Repeat, exactly and completely, the entries shown underneath.

◆ **Records for the exercise**:
++++++++++++++++++++

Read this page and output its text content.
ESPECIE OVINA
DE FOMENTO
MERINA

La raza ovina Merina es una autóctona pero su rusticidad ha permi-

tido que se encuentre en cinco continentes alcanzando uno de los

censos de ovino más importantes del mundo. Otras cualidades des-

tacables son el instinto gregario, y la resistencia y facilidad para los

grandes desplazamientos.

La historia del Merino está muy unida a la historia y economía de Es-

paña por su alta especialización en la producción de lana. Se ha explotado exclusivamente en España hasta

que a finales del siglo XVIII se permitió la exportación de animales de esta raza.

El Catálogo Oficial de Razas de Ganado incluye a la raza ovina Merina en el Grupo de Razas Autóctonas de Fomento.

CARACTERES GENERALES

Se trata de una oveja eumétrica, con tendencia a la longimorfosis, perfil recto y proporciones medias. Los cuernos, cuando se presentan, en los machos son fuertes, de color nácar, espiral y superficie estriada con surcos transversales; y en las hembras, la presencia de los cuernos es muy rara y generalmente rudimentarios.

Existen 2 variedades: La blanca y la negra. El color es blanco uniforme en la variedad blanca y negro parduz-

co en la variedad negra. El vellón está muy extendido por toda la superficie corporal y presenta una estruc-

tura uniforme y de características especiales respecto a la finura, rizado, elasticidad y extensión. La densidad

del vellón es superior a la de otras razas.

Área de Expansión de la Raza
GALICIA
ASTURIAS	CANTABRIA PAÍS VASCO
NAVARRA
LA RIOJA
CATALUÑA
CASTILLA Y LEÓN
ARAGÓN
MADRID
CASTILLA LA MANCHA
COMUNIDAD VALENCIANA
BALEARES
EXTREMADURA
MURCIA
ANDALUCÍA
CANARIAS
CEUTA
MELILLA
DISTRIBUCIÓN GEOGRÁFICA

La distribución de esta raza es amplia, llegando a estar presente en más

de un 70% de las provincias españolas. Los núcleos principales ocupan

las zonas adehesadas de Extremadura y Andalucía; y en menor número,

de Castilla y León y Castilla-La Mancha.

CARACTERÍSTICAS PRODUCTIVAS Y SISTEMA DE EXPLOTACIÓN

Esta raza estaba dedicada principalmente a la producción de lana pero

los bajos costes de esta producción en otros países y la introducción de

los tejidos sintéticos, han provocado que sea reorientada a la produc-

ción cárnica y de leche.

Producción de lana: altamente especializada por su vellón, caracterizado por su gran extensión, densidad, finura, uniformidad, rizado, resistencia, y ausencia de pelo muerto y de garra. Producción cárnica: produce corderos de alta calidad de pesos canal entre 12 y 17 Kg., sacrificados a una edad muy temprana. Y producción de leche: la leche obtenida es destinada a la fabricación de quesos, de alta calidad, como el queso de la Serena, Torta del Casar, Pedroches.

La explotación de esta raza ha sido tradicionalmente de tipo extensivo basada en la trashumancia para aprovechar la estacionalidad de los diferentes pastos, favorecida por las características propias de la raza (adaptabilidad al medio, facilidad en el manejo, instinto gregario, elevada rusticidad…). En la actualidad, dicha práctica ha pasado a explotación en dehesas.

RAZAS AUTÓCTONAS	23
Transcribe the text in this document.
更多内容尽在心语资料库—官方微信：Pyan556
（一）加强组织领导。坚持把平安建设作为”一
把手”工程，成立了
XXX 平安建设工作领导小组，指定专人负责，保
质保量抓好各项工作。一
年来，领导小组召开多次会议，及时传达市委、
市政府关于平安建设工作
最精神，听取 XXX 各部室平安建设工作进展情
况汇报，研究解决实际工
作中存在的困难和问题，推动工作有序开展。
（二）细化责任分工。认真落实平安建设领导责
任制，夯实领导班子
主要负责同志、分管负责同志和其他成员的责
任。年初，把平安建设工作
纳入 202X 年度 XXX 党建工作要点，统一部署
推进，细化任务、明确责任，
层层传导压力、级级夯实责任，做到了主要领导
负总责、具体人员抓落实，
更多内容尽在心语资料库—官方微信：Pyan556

++++++++++++++++++++

◆ **Output below**:
Read this page and output its text content.
ESPECIE OVINA
DE FOMENTO
MERINA

La raza ovina Merina es una autóctona pero su rusticidad ha permi-

tido que se encuentre en cinco continentes alcanzando uno de los

censos de ovino más importantes del mundo. Otras cualidades des-

tacables son el instinto gregario, y la resistencia y facilidad para los

grandes desplazamientos.

La historia del Merino está muy unida a la historia y economía de Es-

paña por su alta especialización en la producción de lana. Se ha explotado exclusivamente en España hasta

que a finales del siglo XVIII se permitió la exportación de animales de esta raza.

El Catálogo Oficial de Razas de Ganado incluye a la raza ovina Merina en el Grupo de Razas Autóctonas de Fomento.

CARACTERES GENERALES

Se trata de una oveja eumétrica, con tendencia a la longimorfosis, perfil recto y proporciones medias. Los cuernos, cuando se presentan, en los machos son fuertes, de color nácar, espiral y superficie estriada con surcos transversales; y en las hembras, la presencia de los cuernos es muy rara y generalmente rudimentarios.

Existen 2 variedades: La blanca y la negra. El color es blanco uniforme en la variedad blanca y negro parduz-

co en la variedad negra. El vellón está muy extendido por toda la superficie corporal y presenta una estruc-

tura uniforme y de características especiales respecto a la finura, rizado, elasticidad y extensión. La densidad

del vellón es superior a la de otras razas.

Área de Expansión de la Raza
GALICIA
ASTURIAS	CANTABRIA PAÍS VASCO
NAVARRA
LA RIOJA
CATALUÑA
CASTILLA Y LEÓN
ARAGÓN
MADRID
CASTILLA LA MANCHA
COMUNIDAD VALENCIANA
BALEARES
EXTREMADURA
MURCIA
ANDALUCÍA
CANARIAS
CEUTA
MELILLA
DISTRIBUCIÓN GEOGRÁFICA

La distribución de esta raza es amplia, llegando a estar presente en más

de un 70% de las provincias españolas. Los núcleos principales ocupan

las zonas adehesadas de Extremadura y Andalucía; y en menor número,

de Castilla y León y Castilla-La Mancha.

CARACTERÍSTICAS PRODUCTIVAS Y SISTEMA DE EXPLOTACIÓN

Esta raza estaba dedicada principalmente a la producción de lana pero

los bajos costes de esta producción en otros países y la introducción de

los tejidos sintéticos, han provocado que sea reorientada a la produc-

ción cárnica y de leche.

Producción de lana: altamente especializada por su vellón, caracterizado por su gran extensión, densidad, finura, uniformidad, rizado, resistencia, y ausencia de pelo muerto y de garra. Producción cárnica: produce corderos de alta calidad de pesos canal entre 12 y 17 Kg., sacrificados a una edad muy temprana. Y producción de leche: la leche obtenida es destinada a la fabricación de quesos, de alta calidad, como el queso de la Serena, Torta del Casar, Pedroches.

La explotación de esta raza ha sido tradicionalmente de tipo extensivo basada en la trashumancia para aprovechar la estacionalidad de los diferentes pastos, favorecida por las características propias de la raza (adaptabilidad al medio, facilidad en el manejo, instinto gregario, elevada rusticidad…). En la actualidad, dicha práctica ha pasado a explotación en dehesas.

RAZAS AUTÓCTONAS	23
Transcribe the text in this document.
更多内容尽在心语资料库—官方微信：Pyan556
（一）加强组织领导。坚持把平安建设作为”一
把手”工程，成立了
XXX 平安建设工作领导小组，指定专人负责，保
质保量抓好各项工作。一
年来，领导小组召开多次会议，及时传达市委、
市政府关于平安建设工作
最精神，听取 XXX 各部室平安建设工作进展情
况汇报，研究解决实际工
作中存在的困难和问题，推动工作有序开展。
（二）细化责任分工。认真落实平安建设领导责
任制，夯实领导班子
主要负责同志、分管负责同志和其他成员的责
任。年初，把平安建设工作
纳入 202X 年度 XXX 党建工作要点，统一部署
推进，细化任务、明确责任，
层层传导压力、级级夯实责任，做到了主要领导
负总责、具体人员抓落实，
更多内容尽在心语资料库—官方微信：Pyan556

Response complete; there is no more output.